[What is expected]
Every line that contains the word "FXCM" should be copied out.

## start Extracted records

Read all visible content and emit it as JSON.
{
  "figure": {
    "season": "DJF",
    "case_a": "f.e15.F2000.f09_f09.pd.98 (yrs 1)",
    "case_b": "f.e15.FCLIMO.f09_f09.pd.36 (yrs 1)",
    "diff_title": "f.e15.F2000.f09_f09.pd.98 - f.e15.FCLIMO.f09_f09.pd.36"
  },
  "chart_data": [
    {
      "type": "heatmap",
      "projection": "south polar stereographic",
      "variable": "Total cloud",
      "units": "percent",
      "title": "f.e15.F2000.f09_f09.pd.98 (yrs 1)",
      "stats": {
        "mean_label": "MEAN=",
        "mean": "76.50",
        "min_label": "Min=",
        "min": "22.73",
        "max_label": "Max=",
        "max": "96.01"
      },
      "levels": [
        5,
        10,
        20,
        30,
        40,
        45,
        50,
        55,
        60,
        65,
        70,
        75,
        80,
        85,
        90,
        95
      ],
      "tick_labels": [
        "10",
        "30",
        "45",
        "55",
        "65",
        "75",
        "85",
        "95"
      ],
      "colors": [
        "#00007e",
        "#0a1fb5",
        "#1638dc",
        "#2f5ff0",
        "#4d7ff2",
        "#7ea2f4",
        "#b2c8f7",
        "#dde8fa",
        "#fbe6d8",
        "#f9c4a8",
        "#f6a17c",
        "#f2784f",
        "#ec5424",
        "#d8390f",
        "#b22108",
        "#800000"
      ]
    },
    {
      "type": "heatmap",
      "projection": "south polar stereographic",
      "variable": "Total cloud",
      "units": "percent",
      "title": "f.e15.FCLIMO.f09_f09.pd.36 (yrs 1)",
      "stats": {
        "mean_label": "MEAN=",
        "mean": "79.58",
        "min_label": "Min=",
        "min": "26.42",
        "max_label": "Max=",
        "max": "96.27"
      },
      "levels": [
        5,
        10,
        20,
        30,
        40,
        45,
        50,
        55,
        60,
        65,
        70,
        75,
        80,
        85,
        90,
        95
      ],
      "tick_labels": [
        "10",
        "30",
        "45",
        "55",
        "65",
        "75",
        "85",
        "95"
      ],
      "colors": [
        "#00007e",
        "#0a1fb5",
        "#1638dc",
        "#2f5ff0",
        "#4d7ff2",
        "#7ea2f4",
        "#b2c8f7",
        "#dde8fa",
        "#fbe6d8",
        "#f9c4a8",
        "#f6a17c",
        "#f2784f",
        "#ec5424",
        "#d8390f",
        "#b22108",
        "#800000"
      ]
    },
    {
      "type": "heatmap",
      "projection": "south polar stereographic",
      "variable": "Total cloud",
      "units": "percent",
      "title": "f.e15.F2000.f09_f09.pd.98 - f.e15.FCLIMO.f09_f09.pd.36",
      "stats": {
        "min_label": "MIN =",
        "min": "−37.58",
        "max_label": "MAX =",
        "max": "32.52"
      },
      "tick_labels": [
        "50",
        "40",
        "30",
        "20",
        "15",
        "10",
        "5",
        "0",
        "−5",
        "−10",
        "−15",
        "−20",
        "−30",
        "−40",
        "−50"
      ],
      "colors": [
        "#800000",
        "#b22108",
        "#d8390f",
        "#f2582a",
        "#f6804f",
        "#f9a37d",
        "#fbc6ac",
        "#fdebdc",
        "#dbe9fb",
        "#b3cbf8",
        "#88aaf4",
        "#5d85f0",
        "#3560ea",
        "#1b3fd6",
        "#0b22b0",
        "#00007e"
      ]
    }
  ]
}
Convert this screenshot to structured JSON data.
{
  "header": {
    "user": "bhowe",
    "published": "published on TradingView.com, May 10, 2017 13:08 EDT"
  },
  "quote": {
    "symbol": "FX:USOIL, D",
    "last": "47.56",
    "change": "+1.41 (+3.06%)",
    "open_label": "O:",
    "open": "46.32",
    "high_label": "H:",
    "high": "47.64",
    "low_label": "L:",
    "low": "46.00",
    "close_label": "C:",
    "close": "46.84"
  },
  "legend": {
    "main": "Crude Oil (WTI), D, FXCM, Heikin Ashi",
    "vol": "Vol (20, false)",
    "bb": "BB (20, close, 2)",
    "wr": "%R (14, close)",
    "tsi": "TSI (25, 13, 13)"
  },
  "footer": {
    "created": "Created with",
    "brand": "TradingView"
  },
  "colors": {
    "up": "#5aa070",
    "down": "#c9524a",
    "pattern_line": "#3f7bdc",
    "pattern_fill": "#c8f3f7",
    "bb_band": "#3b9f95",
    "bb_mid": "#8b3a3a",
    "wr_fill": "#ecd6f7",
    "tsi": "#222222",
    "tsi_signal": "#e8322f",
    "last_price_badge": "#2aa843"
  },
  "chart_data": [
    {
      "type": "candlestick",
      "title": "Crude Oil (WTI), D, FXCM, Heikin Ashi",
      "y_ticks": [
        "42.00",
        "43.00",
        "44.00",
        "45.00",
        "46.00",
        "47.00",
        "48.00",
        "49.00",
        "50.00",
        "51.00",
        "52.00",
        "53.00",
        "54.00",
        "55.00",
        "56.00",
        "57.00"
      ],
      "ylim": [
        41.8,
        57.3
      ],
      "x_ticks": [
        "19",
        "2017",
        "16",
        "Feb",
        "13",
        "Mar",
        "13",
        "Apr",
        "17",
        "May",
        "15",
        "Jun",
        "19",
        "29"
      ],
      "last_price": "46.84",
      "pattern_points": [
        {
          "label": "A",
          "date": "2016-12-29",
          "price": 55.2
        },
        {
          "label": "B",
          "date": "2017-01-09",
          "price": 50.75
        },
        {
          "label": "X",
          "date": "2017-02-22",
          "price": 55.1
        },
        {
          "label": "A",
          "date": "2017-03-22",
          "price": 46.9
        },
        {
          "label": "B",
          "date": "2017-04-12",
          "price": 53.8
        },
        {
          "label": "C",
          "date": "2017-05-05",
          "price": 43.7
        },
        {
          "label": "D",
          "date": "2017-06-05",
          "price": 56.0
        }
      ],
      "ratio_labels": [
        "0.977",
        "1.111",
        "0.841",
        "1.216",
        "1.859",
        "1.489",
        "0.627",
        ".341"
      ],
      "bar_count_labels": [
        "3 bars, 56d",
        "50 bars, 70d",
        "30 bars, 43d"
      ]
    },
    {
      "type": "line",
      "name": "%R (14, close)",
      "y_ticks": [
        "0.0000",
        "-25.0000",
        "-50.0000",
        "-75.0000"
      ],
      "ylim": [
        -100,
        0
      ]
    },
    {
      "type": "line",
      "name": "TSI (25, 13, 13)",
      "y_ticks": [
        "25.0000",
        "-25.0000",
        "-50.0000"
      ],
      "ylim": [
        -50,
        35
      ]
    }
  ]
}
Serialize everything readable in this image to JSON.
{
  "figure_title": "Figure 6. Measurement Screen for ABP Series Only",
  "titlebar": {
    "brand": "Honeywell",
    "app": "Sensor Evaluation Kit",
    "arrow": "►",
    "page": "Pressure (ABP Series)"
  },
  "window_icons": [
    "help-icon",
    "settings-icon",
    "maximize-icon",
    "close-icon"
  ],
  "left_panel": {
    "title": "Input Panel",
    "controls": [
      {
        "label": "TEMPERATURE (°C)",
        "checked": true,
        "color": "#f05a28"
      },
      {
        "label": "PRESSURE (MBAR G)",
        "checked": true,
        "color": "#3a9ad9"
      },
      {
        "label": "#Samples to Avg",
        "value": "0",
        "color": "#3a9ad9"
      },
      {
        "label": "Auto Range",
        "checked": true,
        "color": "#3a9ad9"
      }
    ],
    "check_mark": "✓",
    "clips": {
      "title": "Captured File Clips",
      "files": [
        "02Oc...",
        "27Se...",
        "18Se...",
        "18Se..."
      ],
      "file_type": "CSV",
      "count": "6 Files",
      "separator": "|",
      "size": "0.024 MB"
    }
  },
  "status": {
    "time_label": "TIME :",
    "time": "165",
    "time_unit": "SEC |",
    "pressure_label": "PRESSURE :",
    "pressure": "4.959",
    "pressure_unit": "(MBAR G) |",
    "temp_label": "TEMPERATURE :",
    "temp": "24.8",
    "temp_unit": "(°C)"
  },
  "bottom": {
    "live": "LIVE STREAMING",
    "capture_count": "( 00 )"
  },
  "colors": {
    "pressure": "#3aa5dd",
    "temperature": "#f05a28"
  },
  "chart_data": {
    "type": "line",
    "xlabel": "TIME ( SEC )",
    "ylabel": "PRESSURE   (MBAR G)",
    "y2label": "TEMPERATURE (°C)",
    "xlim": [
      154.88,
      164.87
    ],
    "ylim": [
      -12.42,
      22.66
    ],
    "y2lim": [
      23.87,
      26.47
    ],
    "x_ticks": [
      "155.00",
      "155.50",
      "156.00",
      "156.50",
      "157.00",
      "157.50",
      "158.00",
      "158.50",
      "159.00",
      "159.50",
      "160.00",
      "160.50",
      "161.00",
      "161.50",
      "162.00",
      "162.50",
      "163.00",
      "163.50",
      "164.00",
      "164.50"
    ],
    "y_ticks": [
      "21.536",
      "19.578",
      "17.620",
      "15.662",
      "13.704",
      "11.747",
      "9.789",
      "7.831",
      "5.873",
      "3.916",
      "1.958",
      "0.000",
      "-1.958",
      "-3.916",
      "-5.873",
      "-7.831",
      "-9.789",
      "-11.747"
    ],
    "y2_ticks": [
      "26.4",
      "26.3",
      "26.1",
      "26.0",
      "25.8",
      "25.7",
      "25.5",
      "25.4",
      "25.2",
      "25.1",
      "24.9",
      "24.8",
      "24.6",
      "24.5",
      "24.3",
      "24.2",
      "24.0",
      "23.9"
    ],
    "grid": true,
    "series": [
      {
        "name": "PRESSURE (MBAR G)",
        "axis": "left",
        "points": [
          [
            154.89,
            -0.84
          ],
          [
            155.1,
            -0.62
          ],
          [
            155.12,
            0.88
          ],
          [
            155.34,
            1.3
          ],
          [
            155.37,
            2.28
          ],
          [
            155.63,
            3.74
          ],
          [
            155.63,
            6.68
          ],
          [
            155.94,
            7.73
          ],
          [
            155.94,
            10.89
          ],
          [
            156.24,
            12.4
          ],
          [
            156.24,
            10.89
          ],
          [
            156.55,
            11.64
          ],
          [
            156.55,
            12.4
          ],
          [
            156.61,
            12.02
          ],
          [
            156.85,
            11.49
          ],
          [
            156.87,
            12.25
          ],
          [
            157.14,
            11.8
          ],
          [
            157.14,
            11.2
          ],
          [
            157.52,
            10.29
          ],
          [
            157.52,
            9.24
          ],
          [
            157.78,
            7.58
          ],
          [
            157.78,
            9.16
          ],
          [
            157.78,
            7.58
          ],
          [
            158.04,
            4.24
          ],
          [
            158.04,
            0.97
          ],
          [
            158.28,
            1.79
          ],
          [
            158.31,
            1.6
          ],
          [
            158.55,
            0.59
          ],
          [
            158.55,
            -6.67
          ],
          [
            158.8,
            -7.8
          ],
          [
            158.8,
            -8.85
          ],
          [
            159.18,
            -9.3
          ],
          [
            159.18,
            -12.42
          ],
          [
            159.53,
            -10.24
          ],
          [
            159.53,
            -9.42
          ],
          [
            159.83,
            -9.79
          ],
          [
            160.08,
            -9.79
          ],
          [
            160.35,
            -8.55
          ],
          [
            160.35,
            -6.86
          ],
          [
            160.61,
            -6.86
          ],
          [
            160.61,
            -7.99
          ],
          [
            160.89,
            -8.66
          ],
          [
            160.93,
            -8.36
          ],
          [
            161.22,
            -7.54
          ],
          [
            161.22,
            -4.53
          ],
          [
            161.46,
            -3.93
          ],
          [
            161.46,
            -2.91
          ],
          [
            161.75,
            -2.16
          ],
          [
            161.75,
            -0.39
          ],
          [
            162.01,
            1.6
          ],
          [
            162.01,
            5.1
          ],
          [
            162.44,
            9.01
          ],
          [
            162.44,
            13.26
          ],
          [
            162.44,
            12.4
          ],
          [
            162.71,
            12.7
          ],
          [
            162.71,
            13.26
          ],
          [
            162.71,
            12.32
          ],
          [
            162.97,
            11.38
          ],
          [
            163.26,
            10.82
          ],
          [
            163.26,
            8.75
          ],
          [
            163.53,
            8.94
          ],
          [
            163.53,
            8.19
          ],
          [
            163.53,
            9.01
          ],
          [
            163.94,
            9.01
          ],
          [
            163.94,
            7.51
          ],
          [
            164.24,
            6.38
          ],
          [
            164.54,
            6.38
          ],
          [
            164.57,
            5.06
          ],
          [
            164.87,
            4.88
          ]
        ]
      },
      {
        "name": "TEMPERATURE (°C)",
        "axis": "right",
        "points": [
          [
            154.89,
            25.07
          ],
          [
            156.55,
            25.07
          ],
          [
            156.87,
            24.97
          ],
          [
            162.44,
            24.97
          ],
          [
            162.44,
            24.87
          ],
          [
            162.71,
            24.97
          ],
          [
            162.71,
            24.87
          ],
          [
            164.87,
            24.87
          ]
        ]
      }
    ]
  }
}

## end Extracted records

[Response to the exercise]
    "main": "Crude Oil (WTI), D, FXCM, Heikin Ashi",
      "title": "Crude Oil (WTI), D, FXCM, Heikin Ashi",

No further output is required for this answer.